- Stated exercise -
Each record needs to be echoed exactly; can you do that?

=== Data supplied ===

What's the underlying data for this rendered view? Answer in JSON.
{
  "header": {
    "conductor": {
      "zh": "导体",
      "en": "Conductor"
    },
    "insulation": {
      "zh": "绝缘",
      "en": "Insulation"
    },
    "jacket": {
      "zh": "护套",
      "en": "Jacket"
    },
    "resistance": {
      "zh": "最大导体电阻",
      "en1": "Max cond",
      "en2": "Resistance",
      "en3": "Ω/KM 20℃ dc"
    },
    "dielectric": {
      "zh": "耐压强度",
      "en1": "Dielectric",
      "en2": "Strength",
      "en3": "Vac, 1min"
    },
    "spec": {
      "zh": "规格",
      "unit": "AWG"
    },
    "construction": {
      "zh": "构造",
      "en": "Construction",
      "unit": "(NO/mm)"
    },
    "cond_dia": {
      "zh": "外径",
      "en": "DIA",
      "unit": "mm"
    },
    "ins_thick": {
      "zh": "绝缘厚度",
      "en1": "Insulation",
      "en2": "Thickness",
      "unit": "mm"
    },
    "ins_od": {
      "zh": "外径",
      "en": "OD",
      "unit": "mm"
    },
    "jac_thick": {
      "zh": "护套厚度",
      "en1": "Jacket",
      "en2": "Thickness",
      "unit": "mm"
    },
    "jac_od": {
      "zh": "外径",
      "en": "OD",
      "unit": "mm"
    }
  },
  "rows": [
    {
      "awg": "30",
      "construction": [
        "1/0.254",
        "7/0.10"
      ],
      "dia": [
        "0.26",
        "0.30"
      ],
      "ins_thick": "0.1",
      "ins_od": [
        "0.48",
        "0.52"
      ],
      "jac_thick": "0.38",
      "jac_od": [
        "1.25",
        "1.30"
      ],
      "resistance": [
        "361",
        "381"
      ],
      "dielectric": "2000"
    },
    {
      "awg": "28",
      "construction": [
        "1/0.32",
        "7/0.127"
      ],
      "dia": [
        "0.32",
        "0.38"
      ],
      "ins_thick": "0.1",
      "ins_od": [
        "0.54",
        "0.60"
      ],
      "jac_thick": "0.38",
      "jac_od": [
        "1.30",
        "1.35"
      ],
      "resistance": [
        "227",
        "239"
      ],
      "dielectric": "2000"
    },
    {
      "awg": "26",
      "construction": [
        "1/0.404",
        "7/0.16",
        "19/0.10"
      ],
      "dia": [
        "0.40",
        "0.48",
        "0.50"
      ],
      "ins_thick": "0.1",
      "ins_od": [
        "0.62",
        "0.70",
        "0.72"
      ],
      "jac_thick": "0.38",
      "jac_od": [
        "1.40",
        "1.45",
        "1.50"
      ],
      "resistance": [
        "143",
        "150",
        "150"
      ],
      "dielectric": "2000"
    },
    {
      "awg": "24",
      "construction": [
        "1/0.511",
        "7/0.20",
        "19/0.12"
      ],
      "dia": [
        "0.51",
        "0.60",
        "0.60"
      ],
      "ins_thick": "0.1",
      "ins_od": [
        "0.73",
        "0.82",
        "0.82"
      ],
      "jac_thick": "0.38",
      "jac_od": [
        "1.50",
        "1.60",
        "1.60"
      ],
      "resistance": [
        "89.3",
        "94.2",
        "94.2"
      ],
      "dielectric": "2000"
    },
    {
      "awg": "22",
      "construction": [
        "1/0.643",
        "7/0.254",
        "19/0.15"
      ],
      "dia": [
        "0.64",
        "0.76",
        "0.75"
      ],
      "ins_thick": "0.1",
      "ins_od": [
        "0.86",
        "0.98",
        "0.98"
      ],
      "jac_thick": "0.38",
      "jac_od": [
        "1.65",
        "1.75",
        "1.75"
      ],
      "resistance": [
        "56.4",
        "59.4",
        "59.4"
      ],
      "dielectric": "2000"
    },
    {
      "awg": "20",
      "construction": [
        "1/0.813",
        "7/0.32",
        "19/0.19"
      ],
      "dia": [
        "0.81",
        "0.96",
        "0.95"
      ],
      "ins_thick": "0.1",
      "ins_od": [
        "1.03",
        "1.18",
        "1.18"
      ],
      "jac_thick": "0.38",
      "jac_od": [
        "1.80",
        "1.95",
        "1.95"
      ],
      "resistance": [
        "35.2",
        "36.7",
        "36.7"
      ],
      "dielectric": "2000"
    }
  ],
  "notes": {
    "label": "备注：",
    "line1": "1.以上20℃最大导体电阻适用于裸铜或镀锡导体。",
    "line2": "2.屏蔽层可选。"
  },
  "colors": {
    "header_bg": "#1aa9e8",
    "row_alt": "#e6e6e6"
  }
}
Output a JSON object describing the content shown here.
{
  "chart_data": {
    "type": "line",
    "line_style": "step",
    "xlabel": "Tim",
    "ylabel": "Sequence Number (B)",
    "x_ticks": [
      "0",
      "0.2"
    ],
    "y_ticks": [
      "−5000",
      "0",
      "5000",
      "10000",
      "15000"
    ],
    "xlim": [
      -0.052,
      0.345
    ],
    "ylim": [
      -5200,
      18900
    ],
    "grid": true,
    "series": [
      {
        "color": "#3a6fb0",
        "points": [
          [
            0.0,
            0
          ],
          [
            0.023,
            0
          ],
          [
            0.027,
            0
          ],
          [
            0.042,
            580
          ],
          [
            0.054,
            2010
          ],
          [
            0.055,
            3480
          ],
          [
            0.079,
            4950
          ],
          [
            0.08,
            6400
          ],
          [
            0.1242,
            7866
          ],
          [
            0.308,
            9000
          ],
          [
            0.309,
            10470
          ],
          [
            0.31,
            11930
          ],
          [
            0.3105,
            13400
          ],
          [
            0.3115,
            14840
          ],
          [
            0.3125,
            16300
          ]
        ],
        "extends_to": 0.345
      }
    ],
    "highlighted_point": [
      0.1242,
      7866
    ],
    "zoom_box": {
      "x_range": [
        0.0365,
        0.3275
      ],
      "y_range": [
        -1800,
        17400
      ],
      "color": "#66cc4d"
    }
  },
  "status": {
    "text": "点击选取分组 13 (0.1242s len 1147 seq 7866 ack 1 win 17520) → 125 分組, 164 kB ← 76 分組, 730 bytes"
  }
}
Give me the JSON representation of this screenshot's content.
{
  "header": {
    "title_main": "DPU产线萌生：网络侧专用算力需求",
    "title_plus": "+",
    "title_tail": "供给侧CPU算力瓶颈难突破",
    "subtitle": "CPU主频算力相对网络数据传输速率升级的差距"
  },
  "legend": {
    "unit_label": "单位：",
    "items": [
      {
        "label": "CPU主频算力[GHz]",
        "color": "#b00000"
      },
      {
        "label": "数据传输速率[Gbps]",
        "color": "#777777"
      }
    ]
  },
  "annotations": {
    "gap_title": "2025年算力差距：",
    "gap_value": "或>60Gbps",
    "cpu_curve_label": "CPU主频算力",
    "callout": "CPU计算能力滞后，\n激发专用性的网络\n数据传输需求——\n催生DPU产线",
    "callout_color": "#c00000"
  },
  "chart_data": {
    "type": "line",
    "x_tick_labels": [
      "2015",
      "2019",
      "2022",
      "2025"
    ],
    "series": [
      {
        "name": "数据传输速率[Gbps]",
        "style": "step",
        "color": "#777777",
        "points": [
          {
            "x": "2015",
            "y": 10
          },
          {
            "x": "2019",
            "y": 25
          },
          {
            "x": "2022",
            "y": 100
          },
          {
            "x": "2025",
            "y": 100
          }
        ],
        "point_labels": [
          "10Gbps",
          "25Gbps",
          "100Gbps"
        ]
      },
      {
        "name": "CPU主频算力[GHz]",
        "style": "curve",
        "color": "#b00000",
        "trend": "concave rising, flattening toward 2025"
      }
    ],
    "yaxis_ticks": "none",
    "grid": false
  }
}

===

- The answer -
What's the underlying data for this rendered view? Answer in JSON.
{
  "header": {
    "conductor": {
      "zh": "导体",
      "en": "Conductor"
    },
    "insulation": {
      "zh": "绝缘",
      "en": "Insulation"
    },
    "jacket": {
      "zh": "护套",
      "en": "Jacket"
    },
    "resistance": {
      "zh": "最大导体电阻",
      "en1": "Max cond",
      "en2": "Resistance",
      "en3": "Ω/KM 20℃ dc"
    },
    "dielectric": {
      "zh": "耐压强度",
      "en1": "Dielectric",
      "en2": "Strength",
      "en3": "Vac, 1min"
    },
    "spec": {
      "zh": "规格",
      "unit": "AWG"
    },
    "construction": {
      "zh": "构造",
      "en": "Construction",
      "unit": "(NO/mm)"
    },
    "cond_dia": {
      "zh": "外径",
      "en": "DIA",
      "unit": "mm"
    },
    "ins_thick": {
      "zh": "绝缘厚度",
      "en1": "Insulation",
      "en2": "Thickness",
      "unit": "mm"
    },
    "ins_od": {
      "zh": "外径",
      "en": "OD",
      "unit": "mm"
    },
    "jac_thick": {
      "zh": "护套厚度",
      "en1": "Jacket",
      "en2": "Thickness",
      "unit": "mm"
    },
    "jac_od": {
      "zh": "外径",
      "en": "OD",
      "unit": "mm"
    }
  },
  "rows": [
    {
      "awg": "30",
      "construction": [
        "1/0.254",
        "7/0.10"
      ],
      "dia": [
        "0.26",
        "0.30"
      ],
      "ins_thick": "0.1",
      "ins_od": [
        "0.48",
        "0.52"
      ],
      "jac_thick": "0.38",
      "jac_od": [
        "1.25",
        "1.30"
      ],
      "resistance": [
        "361",
        "381"
      ],
      "dielectric": "2000"
    },
    {
      "awg": "28",
      "construction": [
        "1/0.32",
        "7/0.127"
      ],
      "dia": [
        "0.32",
        "0.38"
      ],
      "ins_thick": "0.1",
      "ins_od": [
        "0.54",
        "0.60"
      ],
      "jac_thick": "0.38",
      "jac_od": [
        "1.30",
        "1.35"
      ],
      "resistance": [
        "227",
        "239"
      ],
      "dielectric": "2000"
    },
    {
      "awg": "26",
      "construction": [
        "1/0.404",
        "7/0.16",
        "19/0.10"
      ],
      "dia": [
        "0.40",
        "0.48",
        "0.50"
      ],
      "ins_thick": "0.1",
      "ins_od": [
        "0.62",
        "0.70",
        "0.72"
      ],
      "jac_thick": "0.38",
      "jac_od": [
        "1.40",
        "1.45",
        "1.50"
      ],
      "resistance": [
        "143",
        "150",
        "150"
      ],
      "dielectric": "2000"
    },
    {
      "awg": "24",
      "construction": [
        "1/0.511",
        "7/0.20",
        "19/0.12"
      ],
      "dia": [
        "0.51",
        "0.60",
        "0.60"
      ],
      "ins_thick": "0.1",
      "ins_od": [
        "0.73",
        "0.82",
        "0.82"
      ],
      "jac_thick": "0.38",
      "jac_od": [
        "1.50",
        "1.60",
        "1.60"
      ],
      "resistance": [
        "89.3",
        "94.2",
        "94.2"
      ],
      "dielectric": "2000"
    },
    {
      "awg": "22",
      "construction": [
        "1/0.643",
        "7/0.254",
        "19/0.15"
      ],
      "dia": [
        "0.64",
        "0.76",
        "0.75"
      ],
      "ins_thick": "0.1",
      "ins_od": [
        "0.86",
        "0.98",
        "0.98"
      ],
      "jac_thick": "0.38",
      "jac_od": [
        "1.65",
        "1.75",
        "1.75"
      ],
      "resistance": [
        "56.4",
        "59.4",
        "59.4"
      ],
      "dielectric": "2000"
    },
    {
      "awg": "20",
      "construction": [
        "1/0.813",
        "7/0.32",
        "19/0.19"
      ],
      "dia": [
        "0.81",
        "0.96",
        "0.95"
      ],
      "ins_thick": "0.1",
      "ins_od": [
        "1.03",
        "1.18",
        "1.18"
      ],
      "jac_thick": "0.38",
      "jac_od": [
        "1.80",
        "1.95",
        "1.95"
      ],
      "resistance": [
        "35.2",
        "36.7",
        "36.7"
      ],
      "dielectric": "2000"
    }
  ],
  "notes": {
    "label": "备注：",
    "line1": "1.以上20℃最大导体电阻适用于裸铜或镀锡导体。",
    "line2": "2.屏蔽层可选。"
  },
  "colors": {
    "header_bg": "#1aa9e8",
    "row_alt": "#e6e6e6"
  }
}
Output a JSON object describing the content shown here.
{
  "chart_data": {
    "type": "line",
    "line_style": "step",
    "xlabel": "Tim",
    "ylabel": "Sequence Number (B)",
    "x_ticks": [
      "0",
      "0.2"
    ],
    "y_ticks": [
      "−5000",
      "0",
      "5000",
      "10000",
      "15000"
    ],
    "xlim": [
      -0.052,
      0.345
    ],
    "ylim": [
      -5200,
      18900
    ],
    "grid": true,
    "series": [
      {
        "color": "#3a6fb0",
        "points": [
          [
            0.0,
            0
          ],
          [
            0.023,
            0
          ],
          [
            0.027,
            0
          ],
          [
            0.042,
            580
          ],
          [
            0.054,
            2010
          ],
          [
            0.055,
            3480
          ],
          [
            0.079,
            4950
          ],
          [
            0.08,
            6400
          ],
          [
            0.1242,
            7866
          ],
          [
            0.308,
            9000
          ],
          [
            0.309,
            10470
          ],
          [
            0.31,
            11930
          ],
          [
            0.3105,
            13400
          ],
          [
            0.3115,
            14840
          ],
          [
            0.3125,
            16300
          ]
        ],
        "extends_to": 0.345
      }
    ],
    "highlighted_point": [
      0.1242,
      7866
    ],
    "zoom_box": {
      "x_range": [
        0.0365,
        0.3275
      ],
      "y_range": [
        -1800,
        17400
      ],
      "color": "#66cc4d"
    }
  },
  "status": {
    "text": "点击选取分组 13 (0.1242s len 1147 seq 7866 ack 1 win 17520) → 125 分組, 164 kB ← 76 分組, 730 bytes"
  }
}
Give me the JSON representation of this screenshot's content.
{
  "header": {
    "title_main": "DPU产线萌生：网络侧专用算力需求",
    "title_plus": "+",
    "title_tail": "供给侧CPU算力瓶颈难突破",
    "subtitle": "CPU主频算力相对网络数据传输速率升级的差距"
  },
  "legend": {
    "unit_label": "单位：",
    "items": [
      {
        "label": "CPU主频算力[GHz]",
        "color": "#b00000"
      },
      {
        "label": "数据传输速率[Gbps]",
        "color": "#777777"
      }
    ]
  },
  "annotations": {
    "gap_title": "2025年算力差距：",
    "gap_value": "或>60Gbps",
    "cpu_curve_label": "CPU主频算力",
    "callout": "CPU计算能力滞后，\n激发专用性的网络\n数据传输需求——\n催生DPU产线",
    "callout_color": "#c00000"
  },
  "chart_data": {
    "type": "line",
    "x_tick_labels": [
      "2015",
      "2019",
      "2022",
      "2025"
    ],
    "series": [
      {
        "name": "数据传输速率[Gbps]",
        "style": "step",
        "color": "#777777",
        "points": [
          {
            "x": "2015",
            "y": 10
          },
          {
            "x": "2019",
            "y": 25
          },
          {
            "x": "2022",
            "y": 100
          },
          {
            "x": "2025",
            "y": 100
          }
        ],
        "point_labels": [
          "10Gbps",
          "25Gbps",
          "100Gbps"
        ]
      },
      {
        "name": "CPU主频算力[GHz]",
        "style": "curve",
        "color": "#b00000",
        "trend": "concave rising, flattening toward 2025"
      }
    ],
    "yaxis_ticks": "none",
    "grid": false
  }
}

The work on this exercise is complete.